§ What the exercise asks: Below are entries. Pull out all lines containing "JSON".

§ Given records:

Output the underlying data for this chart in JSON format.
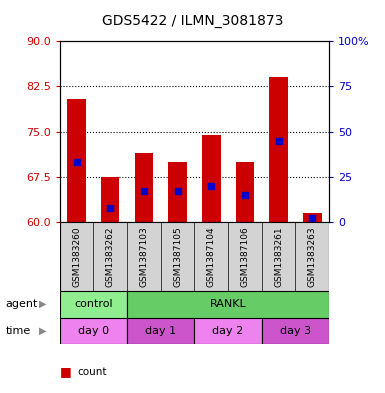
{
  "title": "GDS5422 / ILMN_3081873",
  "samples": [
    "GSM1383260",
    "GSM1383262",
    "GSM1387103",
    "GSM1387105",
    "GSM1387104",
    "GSM1387106",
    "GSM1383261",
    "GSM1383263"
  ],
  "count_values": [
    80.5,
    67.5,
    71.5,
    70.0,
    74.5,
    70.0,
    84.0,
    61.5
  ],
  "percentile_values": [
    33,
    8,
    17,
    17,
    20,
    15,
    45,
    2
  ],
  "ymin": 60,
  "ymax": 90,
  "y_ticks": [
    60,
    67.5,
    75,
    82.5,
    90
  ],
  "y2_ticks": [
    0,
    25,
    50,
    75,
    100
  ],
  "y2_labels": [
    "0",
    "25",
    "50",
    "75",
    "100%"
  ],
  "agent_labels": [
    {
      "text": "control",
      "start": 0,
      "end": 2,
      "color": "#90ee90"
    },
    {
      "text": "RANKL",
      "start": 2,
      "end": 8,
      "color": "#66cc66"
    }
  ],
  "time_labels": [
    {
      "text": "day 0",
      "start": 0,
      "end": 2,
      "color": "#ee82ee"
    },
    {
      "text": "day 1",
      "start": 2,
      "end": 4,
      "color": "#cc55cc"
    },
    {
      "text": "day 2",
      "start": 4,
      "end": 6,
      "color": "#ee82ee"
    },
    {
      "text": "day 3",
      "start": 6,
      "end": 8,
      "color": "#cc55cc"
    }
  ],
  "bar_color": "#cc0000",
  "dot_color": "#0000cc",
  "background_color": "#ffffff",
  "tick_color_left": "#cc0000",
  "tick_color_right": "#0000cc",
  "bar_width": 0.55
}
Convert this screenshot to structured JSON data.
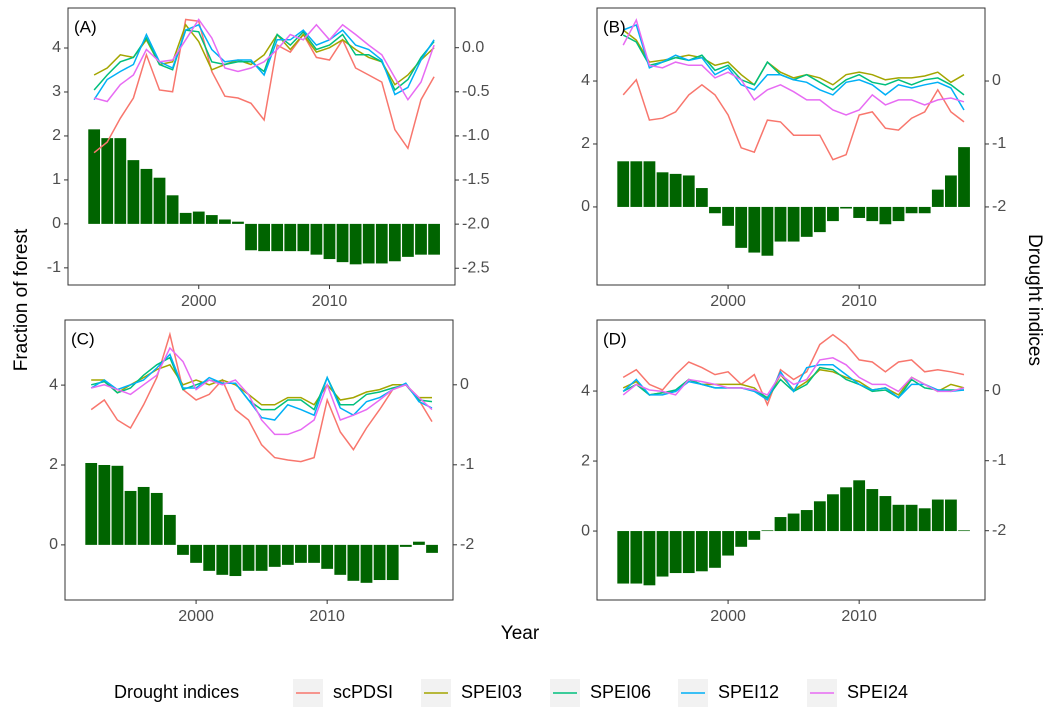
{
  "xlabel": "Year",
  "ylabel": "Fraction of forest",
  "y2label": "Drought indices",
  "legend": {
    "title": "Drought indices",
    "position": "bottom",
    "entries": [
      {
        "name": "scPDSI",
        "color": "#F8766D"
      },
      {
        "name": "SPEI03",
        "color": "#A3A500"
      },
      {
        "name": "SPEI06",
        "color": "#00BF7D"
      },
      {
        "name": "SPEI12",
        "color": "#00B0F6"
      },
      {
        "name": "SPEI24",
        "color": "#E76BF3"
      }
    ]
  },
  "chart_data": [
    {
      "type": "combo",
      "label": "(A)",
      "x": [
        1992,
        1993,
        1994,
        1995,
        1996,
        1997,
        1998,
        1999,
        2000,
        2001,
        2002,
        2003,
        2004,
        2005,
        2006,
        2007,
        2008,
        2009,
        2010,
        2011,
        2012,
        2013,
        2014,
        2015,
        2016,
        2017,
        2018
      ],
      "values": [
        2.15,
        1.95,
        1.95,
        1.45,
        1.25,
        1.05,
        0.65,
        0.25,
        0.28,
        0.2,
        0.1,
        0.05,
        -0.6,
        -0.62,
        -0.62,
        -0.62,
        -0.62,
        -0.7,
        -0.8,
        -0.87,
        -0.92,
        -0.9,
        -0.9,
        -0.85,
        -0.75,
        -0.7,
        -0.7
      ],
      "color": "#006400",
      "series": [
        {
          "axis": "y2",
          "values": [
            -1.19,
            -1.07,
            -0.8,
            -0.57,
            -0.08,
            -0.48,
            -0.5,
            0.32,
            0.3,
            -0.27,
            -0.55,
            -0.57,
            -0.63,
            -0.82,
            0.03,
            -0.05,
            0.15,
            -0.11,
            -0.14,
            0.09,
            -0.23,
            -0.31,
            -0.39,
            -0.93,
            -1.14,
            -0.59,
            -0.33
          ]
        },
        {
          "axis": "y2",
          "values": [
            -0.31,
            -0.23,
            -0.08,
            -0.11,
            0.09,
            -0.19,
            -0.16,
            0.26,
            0.07,
            -0.25,
            -0.19,
            -0.14,
            -0.19,
            -0.08,
            0.15,
            -0.02,
            0.15,
            -0.05,
            0,
            0.09,
            -0.02,
            -0.11,
            -0.16,
            -0.42,
            -0.31,
            -0.14,
            0
          ]
        },
        {
          "axis": "y2",
          "values": [
            -0.48,
            -0.31,
            -0.16,
            -0.11,
            0.11,
            -0.19,
            -0.25,
            0.2,
            0.18,
            -0.16,
            -0.19,
            -0.16,
            -0.16,
            -0.27,
            0.15,
            0.03,
            0.18,
            -0.02,
            0.03,
            0.15,
            -0.08,
            -0.08,
            -0.16,
            -0.48,
            -0.36,
            -0.11,
            0.07
          ]
        },
        {
          "axis": "y2",
          "values": [
            -0.59,
            -0.36,
            -0.27,
            -0.19,
            0.15,
            -0.16,
            -0.23,
            0.2,
            0.26,
            -0.02,
            -0.16,
            -0.14,
            -0.14,
            -0.31,
            0.09,
            0.09,
            0.2,
            0.03,
            0.09,
            0.2,
            0.03,
            -0.02,
            -0.14,
            -0.53,
            -0.45,
            -0.14,
            0.09
          ]
        },
        {
          "axis": "y2",
          "values": [
            -0.57,
            -0.61,
            -0.42,
            -0.31,
            -0.02,
            -0.16,
            -0.14,
            0.09,
            0.32,
            0.11,
            -0.23,
            -0.27,
            -0.23,
            -0.16,
            -0.02,
            0.15,
            0.09,
            0.26,
            0.09,
            0.26,
            0.15,
            0.03,
            -0.08,
            -0.34,
            -0.59,
            -0.39,
            0.03
          ]
        }
      ],
      "xlim": [
        1990,
        2019.6
      ],
      "xticks": [
        2000,
        2010
      ],
      "ylim": [
        -1.39,
        4.91
      ],
      "yticks": [
        -1,
        0,
        1,
        2,
        3,
        4
      ],
      "y2lim": [
        -2.69,
        0.45
      ],
      "y2ticks": [
        {
          "value": -2.5,
          "label": "-2.5"
        },
        {
          "value": -2,
          "label": "-2.0"
        },
        {
          "value": -1.5,
          "label": "-1.5"
        },
        {
          "value": -1,
          "label": "-1.0"
        },
        {
          "value": -0.5,
          "label": "-0.5"
        },
        {
          "value": 0,
          "label": "0.0"
        }
      ]
    },
    {
      "type": "combo",
      "label": "(B)",
      "x": [
        1992,
        1993,
        1994,
        1995,
        1996,
        1997,
        1998,
        1999,
        2000,
        2001,
        2002,
        2003,
        2004,
        2005,
        2006,
        2007,
        2008,
        2009,
        2010,
        2011,
        2012,
        2013,
        2014,
        2015,
        2016,
        2017,
        2018
      ],
      "values": [
        1.45,
        1.45,
        1.45,
        1.1,
        1.05,
        1.0,
        0.6,
        -0.2,
        -0.6,
        -1.3,
        -1.45,
        -1.55,
        -1.1,
        -1.1,
        -0.95,
        -0.8,
        -0.45,
        -0.05,
        -0.35,
        -0.45,
        -0.55,
        -0.45,
        -0.2,
        -0.2,
        0.55,
        1.0,
        1.9
      ],
      "color": "#006400",
      "series": [
        {
          "axis": "y2",
          "values": [
            -0.22,
            0.02,
            -0.62,
            -0.59,
            -0.49,
            -0.22,
            -0.06,
            -0.22,
            -0.54,
            -1.06,
            -1.13,
            -0.62,
            -0.65,
            -0.86,
            -0.86,
            -0.86,
            -1.25,
            -1.17,
            -0.54,
            -0.49,
            -0.75,
            -0.78,
            -0.59,
            -0.49,
            -0.14,
            -0.49,
            -0.65
          ]
        },
        {
          "axis": "y2",
          "values": [
            0.81,
            0.65,
            0.3,
            0.33,
            0.37,
            0.41,
            0.37,
            0.25,
            0.3,
            0.1,
            -0.06,
            0.3,
            0.14,
            0.05,
            0.1,
            0.05,
            -0.06,
            0.1,
            0.14,
            0.1,
            0.02,
            0.05,
            0.05,
            0.08,
            0.14,
            -0.02,
            0.1
          ]
        },
        {
          "axis": "y2",
          "values": [
            0.73,
            0.62,
            0.25,
            0.3,
            0.37,
            0.33,
            0.41,
            0.17,
            0.25,
            0.02,
            -0.06,
            0.3,
            0.1,
            0.02,
            0.1,
            -0.02,
            -0.14,
            0.02,
            0.1,
            -0.02,
            -0.06,
            0.02,
            -0.06,
            0.02,
            0.05,
            -0.06,
            -0.22
          ]
        },
        {
          "axis": "y2",
          "values": [
            0.81,
            0.89,
            0.21,
            0.3,
            0.41,
            0.33,
            0.37,
            0.1,
            0.21,
            -0.06,
            -0.14,
            0.1,
            0.1,
            0.02,
            -0.02,
            -0.14,
            -0.22,
            -0.02,
            0.02,
            -0.06,
            -0.22,
            -0.06,
            -0.11,
            -0.06,
            -0.02,
            -0.11,
            -0.46
          ]
        },
        {
          "axis": "y2",
          "values": [
            0.57,
            0.97,
            0.25,
            0.21,
            0.3,
            0.25,
            0.25,
            0.05,
            0.14,
            0.02,
            -0.3,
            -0.14,
            -0.06,
            -0.17,
            -0.3,
            -0.3,
            -0.46,
            -0.54,
            -0.46,
            -0.22,
            -0.38,
            -0.3,
            -0.3,
            -0.38,
            -0.3,
            -0.27,
            -0.33
          ]
        }
      ],
      "xlim": [
        1990,
        2019.6
      ],
      "xticks": [
        2000,
        2010
      ],
      "ylim": [
        -2.48,
        6.32
      ],
      "yticks": [
        0,
        2,
        4
      ],
      "y2lim": [
        -3.24,
        1.16
      ],
      "y2ticks": [
        -2,
        -1,
        0
      ]
    },
    {
      "type": "combo",
      "label": "(C)",
      "x": [
        1992,
        1993,
        1994,
        1995,
        1996,
        1997,
        1998,
        1999,
        2000,
        2001,
        2002,
        2003,
        2004,
        2005,
        2006,
        2007,
        2008,
        2009,
        2010,
        2011,
        2012,
        2013,
        2014,
        2015,
        2016,
        2017,
        2018
      ],
      "values": [
        2.05,
        2.0,
        1.98,
        1.35,
        1.45,
        1.3,
        0.75,
        -0.25,
        -0.45,
        -0.65,
        -0.75,
        -0.78,
        -0.65,
        -0.65,
        -0.55,
        -0.5,
        -0.45,
        -0.45,
        -0.6,
        -0.75,
        -0.9,
        -0.95,
        -0.88,
        -0.88,
        -0.05,
        0.08,
        -0.2
      ],
      "color": "#006400",
      "series": [
        {
          "axis": "y2",
          "values": [
            -0.31,
            -0.19,
            -0.44,
            -0.54,
            -0.25,
            0.09,
            0.63,
            -0.06,
            -0.19,
            -0.12,
            0.06,
            -0.31,
            -0.44,
            -0.75,
            -0.91,
            -0.94,
            -0.96,
            -0.91,
            -0.19,
            -0.59,
            -0.81,
            -0.54,
            -0.31,
            -0.06,
            0,
            -0.19,
            -0.46
          ]
        },
        {
          "axis": "y2",
          "values": [
            0.06,
            0.06,
            -0.1,
            0,
            0.09,
            0.19,
            0.25,
            0,
            0.06,
            0,
            0.06,
            0,
            -0.12,
            -0.25,
            -0.25,
            -0.16,
            -0.16,
            -0.25,
            0,
            -0.19,
            -0.16,
            -0.09,
            -0.06,
            0,
            0,
            -0.16,
            -0.16
          ]
        },
        {
          "axis": "y2",
          "values": [
            0,
            0.04,
            -0.1,
            -0.04,
            0.12,
            0.25,
            0.34,
            -0.06,
            0,
            0.06,
            0.02,
            0.02,
            -0.19,
            -0.31,
            -0.31,
            -0.19,
            -0.19,
            -0.31,
            0.09,
            -0.25,
            -0.25,
            -0.12,
            -0.09,
            -0.04,
            0,
            -0.19,
            -0.21
          ]
        },
        {
          "axis": "y2",
          "values": [
            -0.04,
            0.06,
            -0.06,
            0,
            0.06,
            0.21,
            0.38,
            -0.04,
            -0.04,
            0.09,
            0.02,
            0.02,
            -0.19,
            -0.41,
            -0.44,
            -0.25,
            -0.31,
            -0.38,
            0.09,
            -0.29,
            -0.38,
            -0.21,
            -0.16,
            -0.06,
            0.02,
            -0.21,
            -0.29
          ]
        },
        {
          "axis": "y2",
          "values": [
            -0.04,
            0,
            -0.06,
            -0.12,
            0,
            0.12,
            0.46,
            0.29,
            -0.06,
            0.06,
            0,
            0.06,
            -0.12,
            -0.44,
            -0.62,
            -0.62,
            -0.56,
            -0.44,
            0,
            -0.44,
            -0.38,
            -0.31,
            -0.19,
            -0.06,
            0,
            -0.16,
            -0.31
          ]
        }
      ],
      "xlim": [
        1990,
        2019.6
      ],
      "xticks": [
        2000,
        2010
      ],
      "ylim": [
        -1.38,
        5.63
      ],
      "yticks": [
        0,
        2,
        4
      ],
      "y2lim": [
        -2.69,
        0.81
      ],
      "y2ticks": [
        -2,
        -1,
        0
      ]
    },
    {
      "type": "combo",
      "label": "(D)",
      "x": [
        1992,
        1993,
        1994,
        1995,
        1996,
        1997,
        1998,
        1999,
        2000,
        2001,
        2002,
        2003,
        2004,
        2005,
        2006,
        2007,
        2008,
        2009,
        2010,
        2011,
        2012,
        2013,
        2014,
        2015,
        2016,
        2017,
        2018
      ],
      "values": [
        -1.5,
        -1.5,
        -1.55,
        -1.3,
        -1.2,
        -1.2,
        -1.15,
        -1.05,
        -0.7,
        -0.45,
        -0.25,
        0.02,
        0.4,
        0.5,
        0.6,
        0.85,
        1.05,
        1.25,
        1.45,
        1.2,
        1.0,
        0.75,
        0.75,
        0.65,
        0.9,
        0.9,
        0.02
      ],
      "color": "#006400",
      "series": [
        {
          "axis": "y2",
          "values": [
            0.19,
            0.3,
            0.09,
            0.01,
            0.23,
            0.41,
            0.33,
            0.23,
            0.27,
            0.09,
            0.23,
            -0.2,
            0.3,
            0.16,
            0.27,
            0.66,
            0.8,
            0.66,
            0.44,
            0.41,
            0.27,
            0.41,
            0.44,
            0.27,
            0.3,
            0.27,
            0.23
          ]
        },
        {
          "axis": "y2",
          "values": [
            0.04,
            0.13,
            -0.06,
            -0.03,
            -0.01,
            0.16,
            0.09,
            0.09,
            0.09,
            0.09,
            0.04,
            -0.13,
            0.23,
            0.01,
            0.13,
            0.3,
            0.27,
            0.19,
            0.13,
            0.01,
            0.04,
            -0.06,
            0.19,
            0.09,
            -0.01,
            0.09,
            0.04
          ]
        },
        {
          "axis": "y2",
          "values": [
            -0.01,
            0.09,
            -0.06,
            -0.03,
            0.01,
            0.16,
            0.09,
            0.04,
            0.04,
            0.04,
            0.01,
            -0.1,
            0.16,
            -0.01,
            0.09,
            0.33,
            0.3,
            0.16,
            0.09,
            -0.01,
            0.01,
            -0.1,
            0.16,
            0.04,
            0.01,
            0.01,
            0.01
          ]
        },
        {
          "axis": "y2",
          "values": [
            -0.01,
            0.16,
            -0.06,
            -0.06,
            -0.01,
            0.13,
            0.09,
            0.04,
            0.04,
            0.04,
            -0.01,
            -0.13,
            0.27,
            -0.01,
            0.33,
            0.37,
            0.37,
            0.23,
            0.09,
            0.01,
            0.04,
            -0.1,
            0.09,
            0.09,
            0.01,
            -0.01,
            0.01
          ]
        },
        {
          "axis": "y2",
          "values": [
            -0.06,
            0.09,
            0.01,
            -0.01,
            -0.06,
            0.16,
            0.13,
            0.09,
            0.04,
            0.04,
            0.01,
            -0.06,
            0.23,
            0.09,
            0.16,
            0.44,
            0.47,
            0.37,
            0.19,
            0.09,
            0.09,
            -0.01,
            0.19,
            0.09,
            -0.01,
            -0.01,
            0.04
          ]
        }
      ],
      "xlim": [
        1990,
        2019.6
      ],
      "xticks": [
        2000,
        2010
      ],
      "ylim": [
        -1.97,
        6.03
      ],
      "yticks": [
        0,
        2,
        4
      ],
      "y2lim": [
        -2.99,
        1.01
      ],
      "y2ticks": [
        -2,
        -1,
        0
      ]
    }
  ]
}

§ Full response:
Output the underlying data for this chart in JSON format.
Convert this screenshot to structured JSON data.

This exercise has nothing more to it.